_Work to be completed:_ Rewrite the data below, replacing every "bbox" with "box" and keeping everything else the same.

_Task data:_
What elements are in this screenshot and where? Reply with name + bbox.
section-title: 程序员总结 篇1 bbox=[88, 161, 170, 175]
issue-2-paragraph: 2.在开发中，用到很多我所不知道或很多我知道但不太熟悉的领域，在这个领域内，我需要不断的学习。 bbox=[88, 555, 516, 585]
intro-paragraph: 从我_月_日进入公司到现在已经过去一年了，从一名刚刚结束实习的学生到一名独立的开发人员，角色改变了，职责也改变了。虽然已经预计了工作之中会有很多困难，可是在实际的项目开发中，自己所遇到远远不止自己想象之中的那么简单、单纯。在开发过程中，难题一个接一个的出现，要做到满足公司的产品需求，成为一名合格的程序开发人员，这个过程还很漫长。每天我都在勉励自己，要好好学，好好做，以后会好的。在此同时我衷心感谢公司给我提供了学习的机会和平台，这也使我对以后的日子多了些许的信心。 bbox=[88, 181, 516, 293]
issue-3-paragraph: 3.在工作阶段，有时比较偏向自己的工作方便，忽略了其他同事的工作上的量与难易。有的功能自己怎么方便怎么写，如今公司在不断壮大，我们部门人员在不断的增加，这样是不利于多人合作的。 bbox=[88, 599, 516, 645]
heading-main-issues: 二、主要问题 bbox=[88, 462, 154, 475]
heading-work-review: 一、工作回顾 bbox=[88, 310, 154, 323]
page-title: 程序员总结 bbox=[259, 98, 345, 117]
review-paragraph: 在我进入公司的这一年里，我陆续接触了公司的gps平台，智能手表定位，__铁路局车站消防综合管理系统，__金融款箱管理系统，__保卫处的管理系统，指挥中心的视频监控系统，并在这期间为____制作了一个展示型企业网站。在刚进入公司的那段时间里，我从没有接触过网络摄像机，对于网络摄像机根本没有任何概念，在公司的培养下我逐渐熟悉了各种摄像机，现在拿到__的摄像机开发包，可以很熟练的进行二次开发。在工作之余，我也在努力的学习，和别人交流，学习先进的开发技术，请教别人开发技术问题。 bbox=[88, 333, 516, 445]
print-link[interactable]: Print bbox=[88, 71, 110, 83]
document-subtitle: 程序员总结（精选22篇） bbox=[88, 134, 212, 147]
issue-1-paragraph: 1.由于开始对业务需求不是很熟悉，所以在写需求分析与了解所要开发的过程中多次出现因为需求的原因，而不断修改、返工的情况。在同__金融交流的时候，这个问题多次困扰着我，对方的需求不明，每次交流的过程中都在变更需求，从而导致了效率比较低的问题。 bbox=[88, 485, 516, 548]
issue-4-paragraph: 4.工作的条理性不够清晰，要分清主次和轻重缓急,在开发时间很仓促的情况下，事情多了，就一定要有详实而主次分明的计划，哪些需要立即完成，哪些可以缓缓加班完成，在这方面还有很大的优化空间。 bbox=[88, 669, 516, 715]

_Task output:_
What elements are in this screenshot and where? Reply with name + box.
section-title: 程序员总结 篇1 box=[88, 161, 170, 175]
issue-2-paragraph: 2.在开发中，用到很多我所不知道或很多我知道但不太熟悉的领域，在这个领域内，我需要不断的学习。 box=[88, 555, 516, 585]
intro-paragraph: 从我_月_日进入公司到现在已经过去一年了，从一名刚刚结束实习的学生到一名独立的开发人员，角色改变了，职责也改变了。虽然已经预计了工作之中会有很多困难，可是在实际的项目开发中，自己所遇到远远不止自己想象之中的那么简单、单纯。在开发过程中，难题一个接一个的出现，要做到满足公司的产品需求，成为一名合格的程序开发人员，这个过程还很漫长。每天我都在勉励自己，要好好学，好好做，以后会好的。在此同时我衷心感谢公司给我提供了学习的机会和平台，这也使我对以后的日子多了些许的信心。 box=[88, 181, 516, 293]
issue-3-paragraph: 3.在工作阶段，有时比较偏向自己的工作方便，忽略了其他同事的工作上的量与难易。有的功能自己怎么方便怎么写，如今公司在不断壮大，我们部门人员在不断的增加，这样是不利于多人合作的。 box=[88, 599, 516, 645]
heading-main-issues: 二、主要问题 box=[88, 462, 154, 475]
heading-work-review: 一、工作回顾 box=[88, 310, 154, 323]
page-title: 程序员总结 box=[259, 98, 345, 117]
review-paragraph: 在我进入公司的这一年里，我陆续接触了公司的gps平台，智能手表定位，__铁路局车站消防综合管理系统，__金融款箱管理系统，__保卫处的管理系统，指挥中心的视频监控系统，并在这期间为____制作了一个展示型企业网站。在刚进入公司的那段时间里，我从没有接触过网络摄像机，对于网络摄像机根本没有任何概念，在公司的培养下我逐渐熟悉了各种摄像机，现在拿到__的摄像机开发包，可以很熟练的进行二次开发。在工作之余，我也在努力的学习，和别人交流，学习先进的开发技术，请教别人开发技术问题。 box=[88, 333, 516, 445]
print-link[interactable]: Print box=[88, 71, 110, 83]
document-subtitle: 程序员总结（精选22篇） box=[88, 134, 212, 147]
issue-1-paragraph: 1.由于开始对业务需求不是很熟悉，所以在写需求分析与了解所要开发的过程中多次出现因为需求的原因，而不断修改、返工的情况。在同__金融交流的时候，这个问题多次困扰着我，对方的需求不明，每次交流的过程中都在变更需求，从而导致了效率比较低的问题。 box=[88, 485, 516, 548]
issue-4-paragraph: 4.工作的条理性不够清晰，要分清主次和轻重缓急,在开发时间很仓促的情况下，事情多了，就一定要有详实而主次分明的计划，哪些需要立即完成，哪些可以缓缓加班完成，在这方面还有很大的优化空间。 box=[88, 669, 516, 715]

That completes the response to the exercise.